*EXERCISE GOAL*. Give an exact transcription of every line, dropping the images.

*DATA TO PROCESS*.
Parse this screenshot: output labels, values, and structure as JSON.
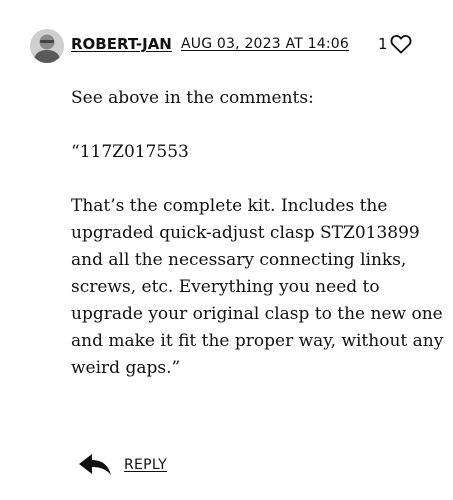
{
  "comment": {
    "author": "ROBERT-JAN",
    "date": "AUG 03, 2023 AT 14:06",
    "like_count": "1",
    "like_icon": "heart-outline-icon",
    "paragraphs": [
      [
        "See above in the comments:"
      ],
      [
        "“117Z017553"
      ],
      [
        "That’s the complete kit. Includes the",
        "upgraded quick-adjust clasp STZ013899",
        "and all the necessary connecting links,",
        "screws, etc. Everything you need to",
        "upgrade your original clasp to the new one",
        "and make it fit the proper way, without any",
        "weird gaps.”"
      ]
    ],
    "reply_label": "REPLY",
    "reply_icon": "reply-arrow-icon"
  }
}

*TASK RESULT*.
Parse this screenshot: output labels, values, and structure as JSON.
{
  "comment": {
    "author": "ROBERT-JAN",
    "date": "AUG 03, 2023 AT 14:06",
    "like_count": "1",
    "like_icon": "heart-outline-icon",
    "paragraphs": [
      [
        "See above in the comments:"
      ],
      [
        "“117Z017553"
      ],
      [
        "That’s the complete kit. Includes the",
        "upgraded quick-adjust clasp STZ013899",
        "and all the necessary connecting links,",
        "screws, etc. Everything you need to",
        "upgrade your original clasp to the new one",
        "and make it fit the proper way, without any",
        "weird gaps.”"
      ]
    ],
    "reply_label": "REPLY",
    "reply_icon": "reply-arrow-icon"
  }
}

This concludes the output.